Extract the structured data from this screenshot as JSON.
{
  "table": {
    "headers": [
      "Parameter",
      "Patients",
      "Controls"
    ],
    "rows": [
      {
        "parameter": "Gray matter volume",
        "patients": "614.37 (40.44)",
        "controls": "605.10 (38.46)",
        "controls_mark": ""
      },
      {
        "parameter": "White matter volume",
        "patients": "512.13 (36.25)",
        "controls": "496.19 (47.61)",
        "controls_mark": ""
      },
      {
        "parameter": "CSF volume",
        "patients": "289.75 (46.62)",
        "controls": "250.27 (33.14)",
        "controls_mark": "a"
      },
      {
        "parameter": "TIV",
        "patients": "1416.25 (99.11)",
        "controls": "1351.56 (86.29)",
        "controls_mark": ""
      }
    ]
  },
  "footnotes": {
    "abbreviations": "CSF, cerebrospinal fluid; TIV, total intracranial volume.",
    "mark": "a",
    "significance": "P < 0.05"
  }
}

→ Exercise brief
Copy whichever lines in the listing above hold "matter".

→ Output for this exercise
        "parameter": "Gray matter volume",
        "parameter": "White matter volume",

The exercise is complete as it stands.